EXERCISE DESCRIPTION |
Copy everything in the data below exactly except the pictures.

RECORDED DATA |
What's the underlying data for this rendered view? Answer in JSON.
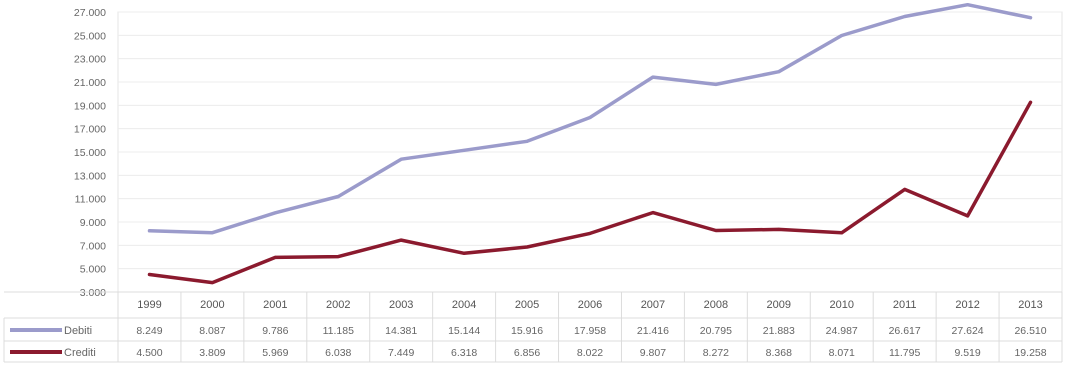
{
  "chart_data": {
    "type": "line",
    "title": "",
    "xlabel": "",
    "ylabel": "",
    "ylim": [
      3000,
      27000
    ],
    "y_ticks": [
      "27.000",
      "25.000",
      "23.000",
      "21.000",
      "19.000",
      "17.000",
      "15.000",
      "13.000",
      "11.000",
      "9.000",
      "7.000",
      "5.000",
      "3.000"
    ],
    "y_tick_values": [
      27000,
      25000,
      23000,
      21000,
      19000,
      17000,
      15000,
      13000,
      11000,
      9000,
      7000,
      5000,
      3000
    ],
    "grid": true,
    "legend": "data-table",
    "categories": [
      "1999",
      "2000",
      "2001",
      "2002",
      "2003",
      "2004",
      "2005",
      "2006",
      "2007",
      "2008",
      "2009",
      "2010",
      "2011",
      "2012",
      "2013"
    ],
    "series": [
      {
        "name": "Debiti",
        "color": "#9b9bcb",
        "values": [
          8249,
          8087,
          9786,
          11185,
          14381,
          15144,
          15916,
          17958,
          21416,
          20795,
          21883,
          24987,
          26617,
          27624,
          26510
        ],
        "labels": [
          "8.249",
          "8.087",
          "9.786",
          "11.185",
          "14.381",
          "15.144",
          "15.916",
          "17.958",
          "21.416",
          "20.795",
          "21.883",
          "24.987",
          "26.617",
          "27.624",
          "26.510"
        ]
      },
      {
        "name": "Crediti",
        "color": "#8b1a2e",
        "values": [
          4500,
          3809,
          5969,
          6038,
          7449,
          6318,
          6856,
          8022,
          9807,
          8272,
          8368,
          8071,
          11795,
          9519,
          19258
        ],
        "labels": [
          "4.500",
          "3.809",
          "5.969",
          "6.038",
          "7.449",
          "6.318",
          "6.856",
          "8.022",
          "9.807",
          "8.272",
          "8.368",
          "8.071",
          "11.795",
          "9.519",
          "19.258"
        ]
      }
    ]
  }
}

REPLY |
What's the underlying data for this rendered view? Answer in JSON.
{
  "chart_data": {
    "type": "line",
    "title": "",
    "xlabel": "",
    "ylabel": "",
    "ylim": [
      3000,
      27000
    ],
    "y_ticks": [
      "27.000",
      "25.000",
      "23.000",
      "21.000",
      "19.000",
      "17.000",
      "15.000",
      "13.000",
      "11.000",
      "9.000",
      "7.000",
      "5.000",
      "3.000"
    ],
    "y_tick_values": [
      27000,
      25000,
      23000,
      21000,
      19000,
      17000,
      15000,
      13000,
      11000,
      9000,
      7000,
      5000,
      3000
    ],
    "grid": true,
    "legend": "data-table",
    "categories": [
      "1999",
      "2000",
      "2001",
      "2002",
      "2003",
      "2004",
      "2005",
      "2006",
      "2007",
      "2008",
      "2009",
      "2010",
      "2011",
      "2012",
      "2013"
    ],
    "series": [
      {
        "name": "Debiti",
        "color": "#9b9bcb",
        "values": [
          8249,
          8087,
          9786,
          11185,
          14381,
          15144,
          15916,
          17958,
          21416,
          20795,
          21883,
          24987,
          26617,
          27624,
          26510
        ],
        "labels": [
          "8.249",
          "8.087",
          "9.786",
          "11.185",
          "14.381",
          "15.144",
          "15.916",
          "17.958",
          "21.416",
          "20.795",
          "21.883",
          "24.987",
          "26.617",
          "27.624",
          "26.510"
        ]
      },
      {
        "name": "Crediti",
        "color": "#8b1a2e",
        "values": [
          4500,
          3809,
          5969,
          6038,
          7449,
          6318,
          6856,
          8022,
          9807,
          8272,
          8368,
          8071,
          11795,
          9519,
          19258
        ],
        "labels": [
          "4.500",
          "3.809",
          "5.969",
          "6.038",
          "7.449",
          "6.318",
          "6.856",
          "8.022",
          "9.807",
          "8.272",
          "8.368",
          "8.071",
          "11.795",
          "9.519",
          "19.258"
        ]
      }
    ]
  }
}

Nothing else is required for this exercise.